Consigne: Recopiez mot pour mot le passage des commentaires du Conseil de presse, en commençant aux mots « 2.    Le CPQ » et en vous arrêtant après « et le public. ».

Texte:
|---|

Commentaires du Conseil de presse sur le Code d’indépendance journalistique du CCNR

COMMENTAIRES DU CONSEIL DE PRESSE DU QUÉBEC DANS LE CADRE DE L’APPEL AUX OBSERVATIONS SUR LE PROJET DE CODE D’INDÉPENDANCE JOURNALISTIQUE DU CONSEIL CANADIEN DES NORMES DE LA RADIOTÉLÉVISIO

(AVIS PUBLIC DE RADIODIFFUSION CRTC 2007-41)

1.    Introduction

Le Conseil de presse du Québec

1.    Le Conseil de presse est un organisme à but non lucratif qui œuvre depuis plus de trente ans pour la protection de la liberté de presse et le droit du public à une information de qualité. En ce sens, il agit comme tribunal d’honneur de la presse québécoise tant écrite qu’électronique, il émet des avis sur diverses questions ou pratiques en lien avec sa mission.

2.    Le CPQ est un organisme tripartite et ses comités ou instances décisionnelles respectent ce principe. Le conseil d’administration du CPQ est composé de 22 personnes dont sept représentants provenant des entreprises de presse, sept journalistes choisis par l’assemblée générale de la Fédération professionnelle des journalistes du Québec et sept représentants du public. Le 22e membre est le président, représentant du public. Cette composition tripartite permet au Conseil de presse d’avoir une vision objective et concrète du monde des médias d’information, il constitue donc une tribune privilégiée favorisant le dialogue entre les médias, les journalistes et le public.

|---|

Données fournies:
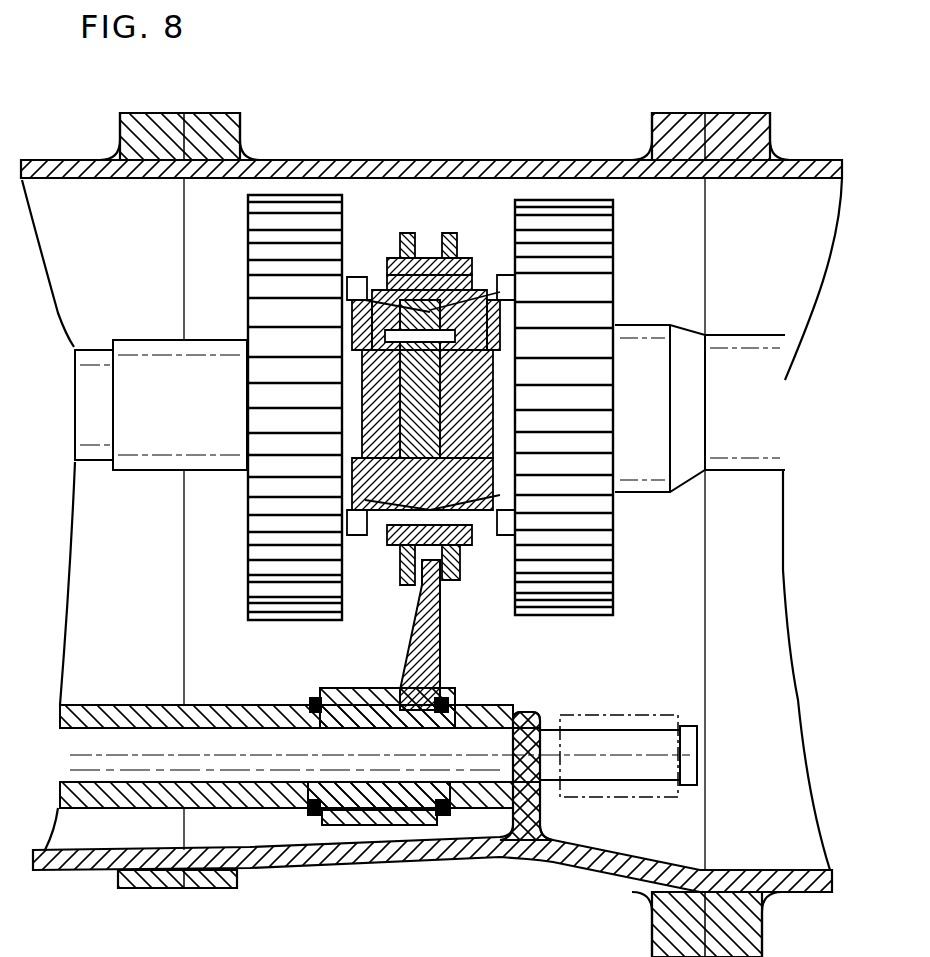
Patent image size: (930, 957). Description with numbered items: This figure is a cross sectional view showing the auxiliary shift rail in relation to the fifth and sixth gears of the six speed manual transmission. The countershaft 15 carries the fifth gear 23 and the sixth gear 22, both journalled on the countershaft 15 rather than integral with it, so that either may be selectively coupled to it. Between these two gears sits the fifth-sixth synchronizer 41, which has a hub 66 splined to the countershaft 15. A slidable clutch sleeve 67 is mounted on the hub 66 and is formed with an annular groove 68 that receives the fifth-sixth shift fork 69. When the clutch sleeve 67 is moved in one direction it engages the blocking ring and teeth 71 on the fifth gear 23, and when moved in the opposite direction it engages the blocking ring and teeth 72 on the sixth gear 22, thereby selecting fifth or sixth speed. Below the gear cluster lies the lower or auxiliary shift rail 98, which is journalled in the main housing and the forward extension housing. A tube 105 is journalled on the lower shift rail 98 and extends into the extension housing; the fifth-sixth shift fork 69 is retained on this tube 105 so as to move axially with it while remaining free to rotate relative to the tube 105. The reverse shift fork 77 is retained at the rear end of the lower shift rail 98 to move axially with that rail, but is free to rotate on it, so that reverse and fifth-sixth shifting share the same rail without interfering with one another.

The 5-6 synchronizer 41 is at (480, 212).
The countershaft 15 is at (95, 372).
The sixth gear 22 is at (258, 552).
The fifth gear 23 is at (604, 548).
The hub 66 is at (362, 352).
The clutch sleeve 67 is at (393, 258).
The annular groove 68 is at (428, 248).
The blocking ring and teeth 71 is at (502, 300).
The blocking ring and teeth 72 is at (350, 283).
The 5-6 shift fork 69 is at (425, 660).
The lower or auxiliary shift rail 98 is at (484, 740).
The tube 105 is at (110, 710).
The reverse shift fork 77 is at (645, 715).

|---|

Corrigé:
2.    Le CPQ est un organisme tripartite et ses comités ou instances décisionnelles respectent ce principe. Le conseil d’administration du CPQ est composé de 22 personnes dont sept représentants provenant des entreprises de presse, sept journalistes choisis par l’assemblée générale de la Fédération professionnelle des journalistes du Québec et sept représentants du public. Le 22e membre est le président, représentant du public. Cette composition tripartite permet au Conseil de presse d’avoir une vision objective et concrète du monde des médias d’information, il constitue donc une tribune privilégiée favorisant le dialogue entre les médias, les journalistes et le public.